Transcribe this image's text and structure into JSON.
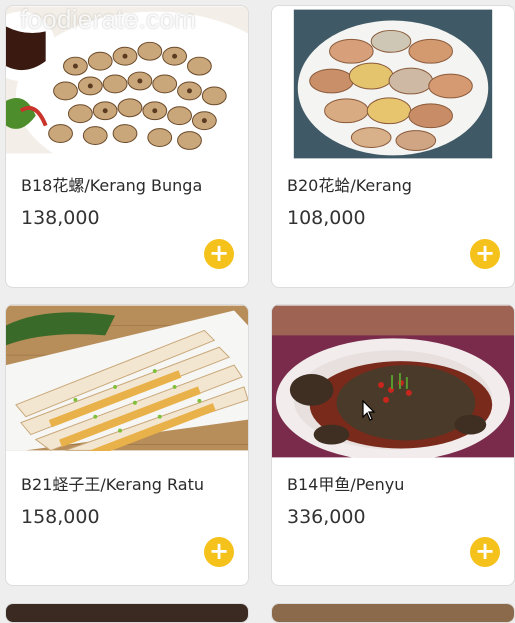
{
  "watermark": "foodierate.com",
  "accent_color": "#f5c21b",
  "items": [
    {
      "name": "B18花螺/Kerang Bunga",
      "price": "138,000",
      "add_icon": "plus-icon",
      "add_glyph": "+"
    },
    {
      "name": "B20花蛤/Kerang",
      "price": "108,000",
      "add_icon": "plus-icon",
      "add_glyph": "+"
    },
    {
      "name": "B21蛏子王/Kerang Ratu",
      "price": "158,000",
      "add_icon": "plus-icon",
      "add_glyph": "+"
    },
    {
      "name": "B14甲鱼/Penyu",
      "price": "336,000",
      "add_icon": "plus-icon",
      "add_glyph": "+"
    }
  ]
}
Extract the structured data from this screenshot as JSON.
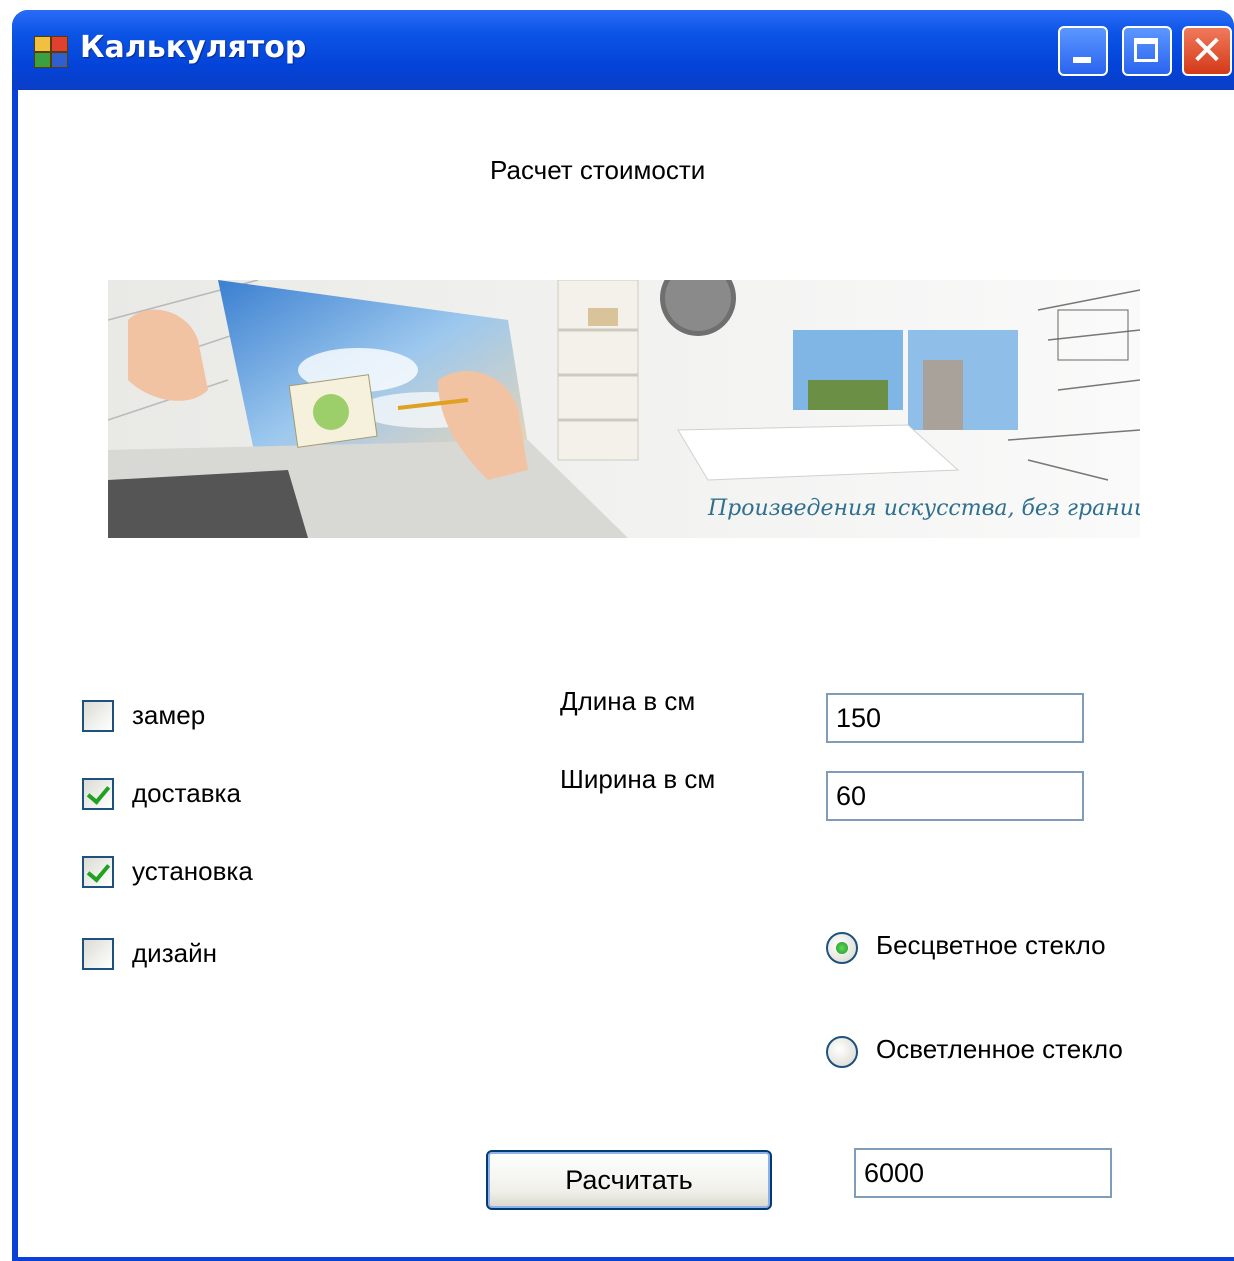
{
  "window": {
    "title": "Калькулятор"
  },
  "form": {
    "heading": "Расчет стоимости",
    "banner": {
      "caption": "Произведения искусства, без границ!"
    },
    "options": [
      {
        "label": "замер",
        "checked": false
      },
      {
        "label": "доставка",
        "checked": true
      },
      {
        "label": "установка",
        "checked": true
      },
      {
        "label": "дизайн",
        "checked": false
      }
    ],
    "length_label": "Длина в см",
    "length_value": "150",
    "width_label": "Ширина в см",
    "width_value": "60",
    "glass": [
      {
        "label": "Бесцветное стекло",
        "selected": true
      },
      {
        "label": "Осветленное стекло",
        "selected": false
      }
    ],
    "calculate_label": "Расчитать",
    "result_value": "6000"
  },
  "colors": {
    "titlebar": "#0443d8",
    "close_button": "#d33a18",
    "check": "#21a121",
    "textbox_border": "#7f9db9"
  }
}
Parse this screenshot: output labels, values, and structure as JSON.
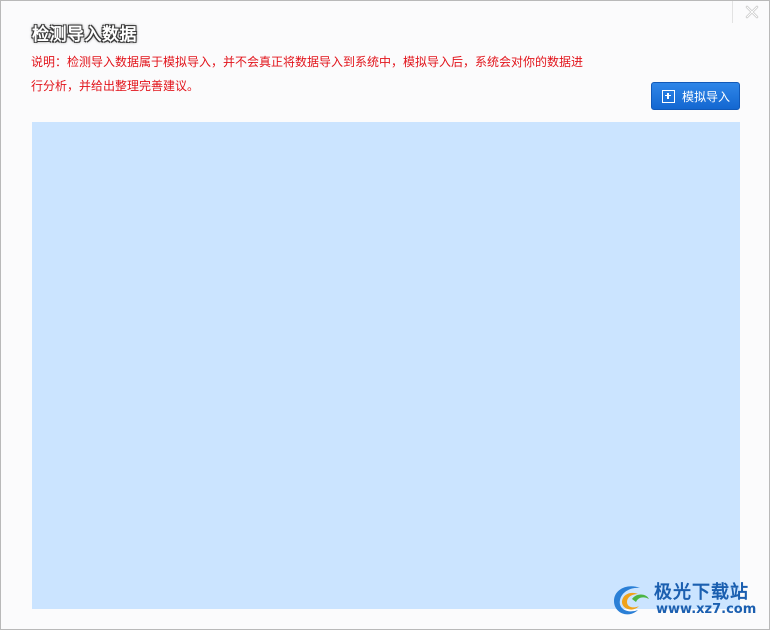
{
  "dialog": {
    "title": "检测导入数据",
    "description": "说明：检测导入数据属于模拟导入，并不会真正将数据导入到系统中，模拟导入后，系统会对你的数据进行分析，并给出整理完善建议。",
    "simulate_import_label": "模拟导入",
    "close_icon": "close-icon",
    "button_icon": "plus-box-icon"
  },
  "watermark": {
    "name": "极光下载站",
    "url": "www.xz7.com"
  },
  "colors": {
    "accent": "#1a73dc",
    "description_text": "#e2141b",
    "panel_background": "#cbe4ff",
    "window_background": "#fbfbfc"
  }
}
* * *
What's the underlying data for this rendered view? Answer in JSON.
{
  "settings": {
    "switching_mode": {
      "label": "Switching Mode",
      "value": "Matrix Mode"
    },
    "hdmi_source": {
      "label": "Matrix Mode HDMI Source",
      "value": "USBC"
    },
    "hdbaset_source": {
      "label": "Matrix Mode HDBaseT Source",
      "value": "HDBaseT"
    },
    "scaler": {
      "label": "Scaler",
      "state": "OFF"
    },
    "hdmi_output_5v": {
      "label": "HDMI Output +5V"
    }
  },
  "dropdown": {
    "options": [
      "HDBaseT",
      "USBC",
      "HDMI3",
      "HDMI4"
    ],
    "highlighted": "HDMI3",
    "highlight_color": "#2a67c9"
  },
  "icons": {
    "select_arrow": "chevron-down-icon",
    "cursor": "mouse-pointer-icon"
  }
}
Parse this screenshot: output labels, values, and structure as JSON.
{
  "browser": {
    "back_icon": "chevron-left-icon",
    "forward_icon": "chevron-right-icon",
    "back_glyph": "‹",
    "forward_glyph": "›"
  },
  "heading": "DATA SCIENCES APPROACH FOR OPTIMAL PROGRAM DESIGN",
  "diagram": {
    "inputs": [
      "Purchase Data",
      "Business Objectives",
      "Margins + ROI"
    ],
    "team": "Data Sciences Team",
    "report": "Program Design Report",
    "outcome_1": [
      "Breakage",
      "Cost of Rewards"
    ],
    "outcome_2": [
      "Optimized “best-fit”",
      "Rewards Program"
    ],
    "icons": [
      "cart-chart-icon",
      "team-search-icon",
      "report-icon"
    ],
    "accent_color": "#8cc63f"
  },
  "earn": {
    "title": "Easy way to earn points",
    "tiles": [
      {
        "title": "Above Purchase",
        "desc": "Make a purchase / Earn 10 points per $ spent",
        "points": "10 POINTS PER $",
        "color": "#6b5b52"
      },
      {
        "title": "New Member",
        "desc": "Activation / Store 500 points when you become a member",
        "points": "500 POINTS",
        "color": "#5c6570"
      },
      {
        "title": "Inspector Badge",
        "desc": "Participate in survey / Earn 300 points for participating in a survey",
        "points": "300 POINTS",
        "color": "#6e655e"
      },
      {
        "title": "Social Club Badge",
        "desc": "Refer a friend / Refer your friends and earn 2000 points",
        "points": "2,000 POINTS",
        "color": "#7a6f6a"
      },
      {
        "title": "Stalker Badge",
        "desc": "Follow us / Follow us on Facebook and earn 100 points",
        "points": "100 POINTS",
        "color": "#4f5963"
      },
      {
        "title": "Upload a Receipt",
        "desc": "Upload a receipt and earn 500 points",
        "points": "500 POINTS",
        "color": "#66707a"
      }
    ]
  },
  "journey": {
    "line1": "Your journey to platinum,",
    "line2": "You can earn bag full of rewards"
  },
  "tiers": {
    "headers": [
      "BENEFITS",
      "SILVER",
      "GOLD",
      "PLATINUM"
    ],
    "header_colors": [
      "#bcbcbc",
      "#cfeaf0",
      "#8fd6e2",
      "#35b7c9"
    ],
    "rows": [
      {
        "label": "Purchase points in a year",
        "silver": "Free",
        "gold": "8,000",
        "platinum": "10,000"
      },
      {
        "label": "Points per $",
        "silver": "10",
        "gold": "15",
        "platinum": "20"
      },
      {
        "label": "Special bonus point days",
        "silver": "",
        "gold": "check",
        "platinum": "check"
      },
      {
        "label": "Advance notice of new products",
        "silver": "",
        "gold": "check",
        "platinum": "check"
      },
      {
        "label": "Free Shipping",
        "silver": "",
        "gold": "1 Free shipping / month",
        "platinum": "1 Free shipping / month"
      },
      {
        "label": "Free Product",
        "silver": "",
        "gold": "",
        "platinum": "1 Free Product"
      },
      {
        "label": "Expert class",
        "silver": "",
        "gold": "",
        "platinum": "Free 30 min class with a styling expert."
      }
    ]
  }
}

WHAT YOU ARE ASKED TO DO:
Using the listing above, pick out each line that contains the word "this", then copy it.

ANSWER TO THE TASK:
Transcribe this image's text and structure into JSON.
Extract the structured data from this screenshot as JSON.
Parse this screenshot: output labels, values, and structure as JSON.
What's the underlying data for this rendered view? Answer in JSON.
Parse this screenshot: output labels, values, and structure as JSON.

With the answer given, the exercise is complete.